Required work:
From the listing below, pull out all lines with "congestion" in them.
##### Records for this task
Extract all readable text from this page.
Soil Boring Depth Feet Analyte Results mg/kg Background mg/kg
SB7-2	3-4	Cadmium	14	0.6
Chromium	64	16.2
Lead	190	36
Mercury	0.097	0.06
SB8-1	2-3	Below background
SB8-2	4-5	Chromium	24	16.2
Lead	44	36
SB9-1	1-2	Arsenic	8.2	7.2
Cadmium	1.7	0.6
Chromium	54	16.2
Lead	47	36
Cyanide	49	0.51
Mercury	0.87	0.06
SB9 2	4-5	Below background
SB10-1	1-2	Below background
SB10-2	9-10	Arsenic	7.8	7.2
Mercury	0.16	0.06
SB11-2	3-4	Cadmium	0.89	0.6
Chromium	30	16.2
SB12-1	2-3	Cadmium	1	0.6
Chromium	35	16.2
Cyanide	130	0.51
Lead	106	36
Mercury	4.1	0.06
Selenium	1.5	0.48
##########
##### Records for this task
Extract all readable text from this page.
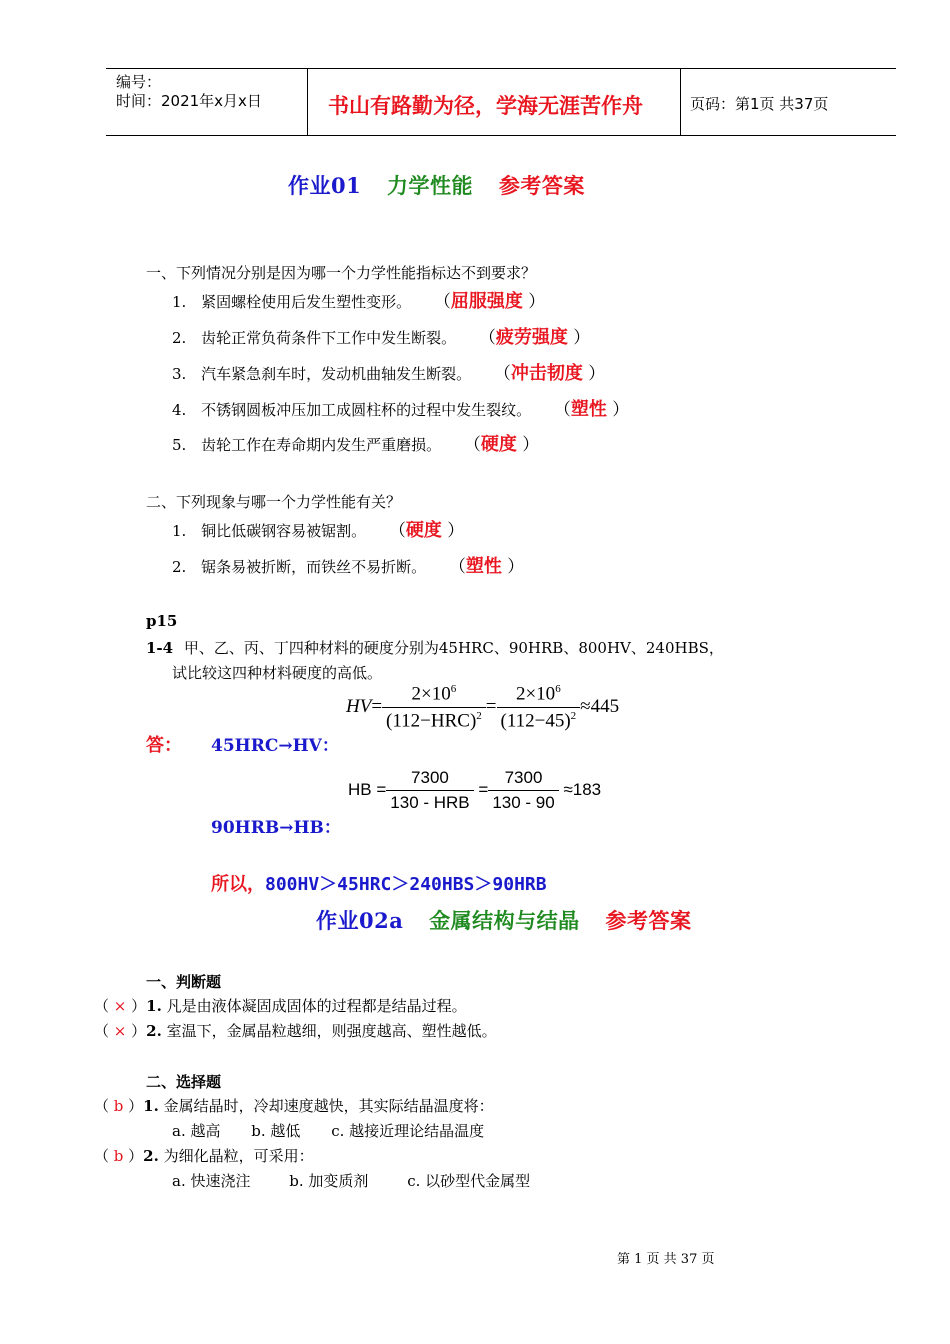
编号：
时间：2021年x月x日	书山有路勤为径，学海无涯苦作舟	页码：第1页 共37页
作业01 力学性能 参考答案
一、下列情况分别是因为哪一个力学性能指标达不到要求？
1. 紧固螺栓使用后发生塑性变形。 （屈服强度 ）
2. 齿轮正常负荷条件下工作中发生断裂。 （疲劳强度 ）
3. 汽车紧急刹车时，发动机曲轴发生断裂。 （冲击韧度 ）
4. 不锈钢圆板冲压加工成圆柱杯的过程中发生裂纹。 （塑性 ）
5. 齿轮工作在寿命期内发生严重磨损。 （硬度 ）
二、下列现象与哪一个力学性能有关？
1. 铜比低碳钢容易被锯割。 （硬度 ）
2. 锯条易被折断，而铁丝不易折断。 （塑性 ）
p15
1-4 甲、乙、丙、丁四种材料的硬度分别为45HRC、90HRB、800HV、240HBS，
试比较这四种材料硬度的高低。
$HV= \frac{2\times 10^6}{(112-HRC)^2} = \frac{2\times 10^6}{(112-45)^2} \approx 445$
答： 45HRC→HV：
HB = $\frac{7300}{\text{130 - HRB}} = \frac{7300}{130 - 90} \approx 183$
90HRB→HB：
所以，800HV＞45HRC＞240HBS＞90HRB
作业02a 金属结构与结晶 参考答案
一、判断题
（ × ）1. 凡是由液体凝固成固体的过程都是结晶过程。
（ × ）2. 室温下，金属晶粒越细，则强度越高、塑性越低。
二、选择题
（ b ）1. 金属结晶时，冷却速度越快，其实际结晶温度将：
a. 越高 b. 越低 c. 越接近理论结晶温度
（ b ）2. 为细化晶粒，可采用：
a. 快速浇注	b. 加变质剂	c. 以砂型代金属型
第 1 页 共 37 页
##########
##### Records for this task
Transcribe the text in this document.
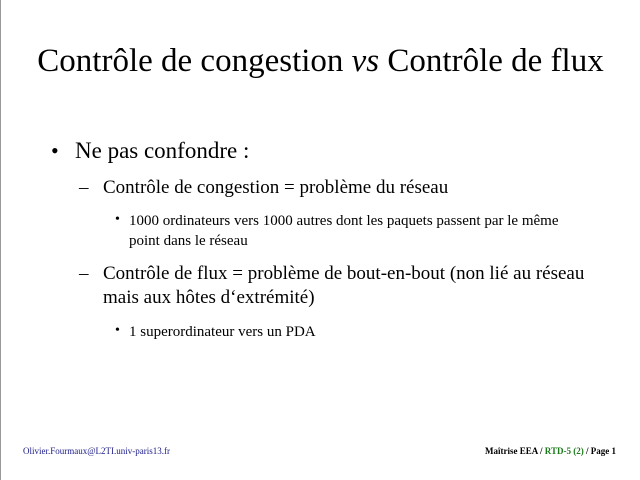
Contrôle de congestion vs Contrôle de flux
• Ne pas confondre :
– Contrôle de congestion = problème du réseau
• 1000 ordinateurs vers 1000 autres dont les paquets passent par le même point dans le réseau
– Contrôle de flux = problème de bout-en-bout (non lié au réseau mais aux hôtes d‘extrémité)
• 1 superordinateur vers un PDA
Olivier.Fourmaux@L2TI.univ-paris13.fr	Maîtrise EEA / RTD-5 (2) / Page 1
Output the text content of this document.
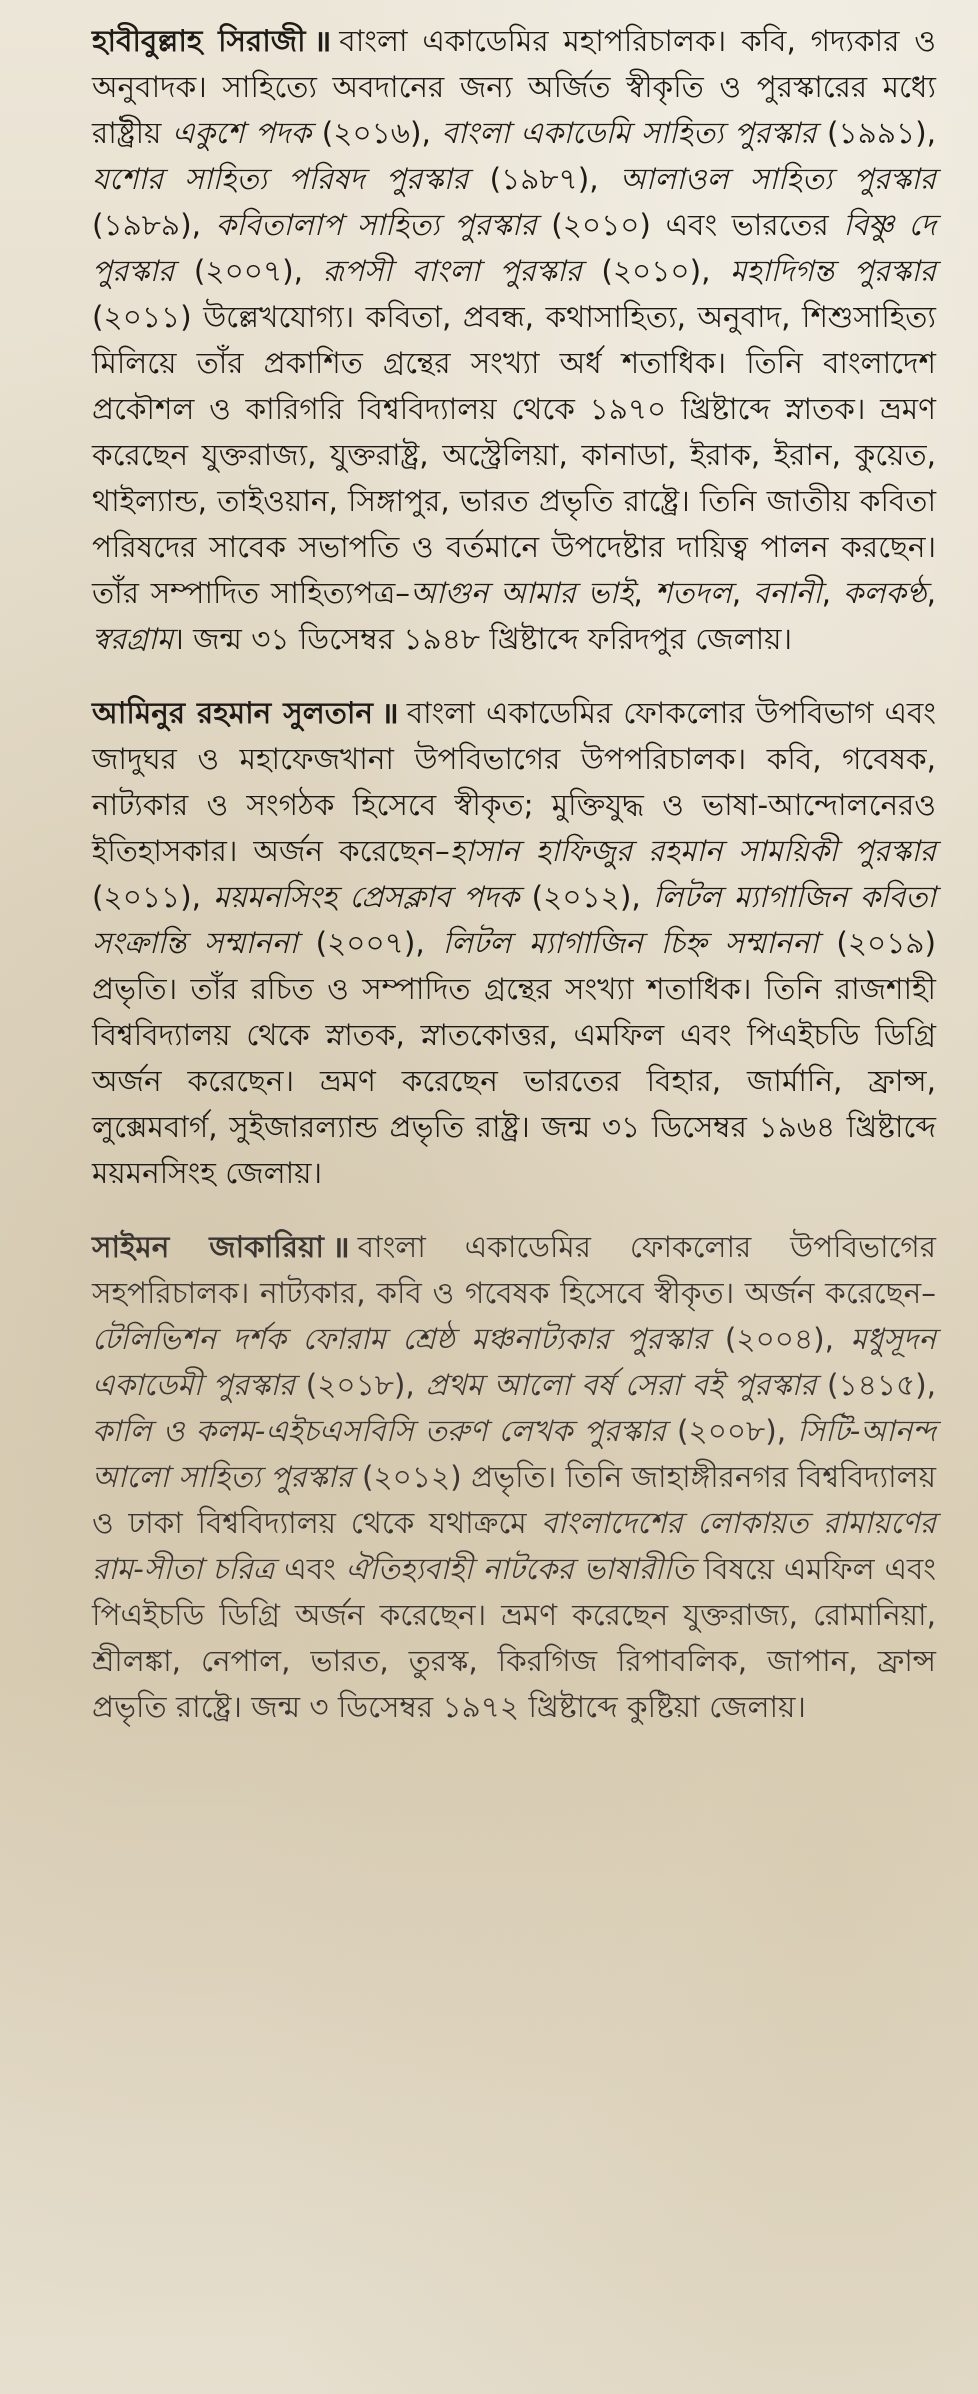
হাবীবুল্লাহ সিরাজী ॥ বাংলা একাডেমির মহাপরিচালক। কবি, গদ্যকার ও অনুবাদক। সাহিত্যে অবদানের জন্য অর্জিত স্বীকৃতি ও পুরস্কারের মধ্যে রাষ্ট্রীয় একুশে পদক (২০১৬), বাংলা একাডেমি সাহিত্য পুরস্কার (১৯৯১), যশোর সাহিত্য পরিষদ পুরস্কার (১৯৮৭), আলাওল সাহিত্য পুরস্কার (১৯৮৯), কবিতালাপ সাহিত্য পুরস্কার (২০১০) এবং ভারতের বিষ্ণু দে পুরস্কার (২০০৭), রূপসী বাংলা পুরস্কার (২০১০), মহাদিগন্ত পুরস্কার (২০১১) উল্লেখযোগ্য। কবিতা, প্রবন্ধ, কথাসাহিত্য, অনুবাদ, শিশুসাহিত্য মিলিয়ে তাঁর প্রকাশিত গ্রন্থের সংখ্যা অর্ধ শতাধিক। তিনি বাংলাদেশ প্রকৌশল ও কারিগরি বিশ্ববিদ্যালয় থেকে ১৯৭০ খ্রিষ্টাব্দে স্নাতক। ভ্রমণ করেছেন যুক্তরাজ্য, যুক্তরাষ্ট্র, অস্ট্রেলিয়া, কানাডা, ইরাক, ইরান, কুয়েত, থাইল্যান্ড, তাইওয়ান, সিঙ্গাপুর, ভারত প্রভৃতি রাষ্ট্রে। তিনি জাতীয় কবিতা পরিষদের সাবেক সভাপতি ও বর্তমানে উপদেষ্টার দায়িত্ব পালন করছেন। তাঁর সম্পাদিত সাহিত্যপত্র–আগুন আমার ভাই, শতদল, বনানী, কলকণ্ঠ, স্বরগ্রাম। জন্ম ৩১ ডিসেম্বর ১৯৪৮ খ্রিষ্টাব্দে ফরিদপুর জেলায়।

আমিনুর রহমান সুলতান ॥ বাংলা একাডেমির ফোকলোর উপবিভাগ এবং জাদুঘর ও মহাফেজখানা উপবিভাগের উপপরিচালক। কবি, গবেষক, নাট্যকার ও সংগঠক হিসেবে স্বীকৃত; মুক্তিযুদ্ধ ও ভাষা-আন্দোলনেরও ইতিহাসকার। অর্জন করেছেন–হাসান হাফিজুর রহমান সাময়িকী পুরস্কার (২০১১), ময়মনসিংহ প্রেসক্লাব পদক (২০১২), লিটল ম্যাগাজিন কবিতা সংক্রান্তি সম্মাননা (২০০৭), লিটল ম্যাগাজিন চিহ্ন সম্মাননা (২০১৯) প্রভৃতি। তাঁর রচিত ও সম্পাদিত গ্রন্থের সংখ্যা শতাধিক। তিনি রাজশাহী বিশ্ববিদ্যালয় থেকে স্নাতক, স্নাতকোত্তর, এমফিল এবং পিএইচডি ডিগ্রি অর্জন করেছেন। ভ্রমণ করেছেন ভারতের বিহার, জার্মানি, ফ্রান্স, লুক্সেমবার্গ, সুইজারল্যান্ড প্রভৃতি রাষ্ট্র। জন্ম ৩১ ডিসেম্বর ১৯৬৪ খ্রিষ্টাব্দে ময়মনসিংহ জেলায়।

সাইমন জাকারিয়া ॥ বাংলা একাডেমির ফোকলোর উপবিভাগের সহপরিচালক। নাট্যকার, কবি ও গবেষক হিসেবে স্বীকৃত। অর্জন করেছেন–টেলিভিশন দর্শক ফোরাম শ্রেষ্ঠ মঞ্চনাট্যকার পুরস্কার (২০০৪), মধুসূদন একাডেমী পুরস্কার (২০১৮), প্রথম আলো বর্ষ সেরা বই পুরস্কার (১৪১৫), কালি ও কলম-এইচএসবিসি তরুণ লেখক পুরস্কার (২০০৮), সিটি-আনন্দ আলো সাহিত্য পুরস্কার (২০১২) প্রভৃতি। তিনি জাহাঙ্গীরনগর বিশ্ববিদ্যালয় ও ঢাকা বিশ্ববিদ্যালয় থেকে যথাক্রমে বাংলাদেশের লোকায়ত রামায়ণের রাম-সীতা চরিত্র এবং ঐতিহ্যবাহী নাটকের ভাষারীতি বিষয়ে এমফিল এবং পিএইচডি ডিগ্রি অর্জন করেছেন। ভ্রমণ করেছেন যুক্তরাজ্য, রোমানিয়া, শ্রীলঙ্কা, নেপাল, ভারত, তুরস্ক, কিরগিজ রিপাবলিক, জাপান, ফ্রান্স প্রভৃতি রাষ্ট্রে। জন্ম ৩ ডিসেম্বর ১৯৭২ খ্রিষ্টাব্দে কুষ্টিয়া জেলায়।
##########
Solution to the exercise:
Contrôle de congestion vs Contrôle de flux
– Contrôle de congestion = problème du réseau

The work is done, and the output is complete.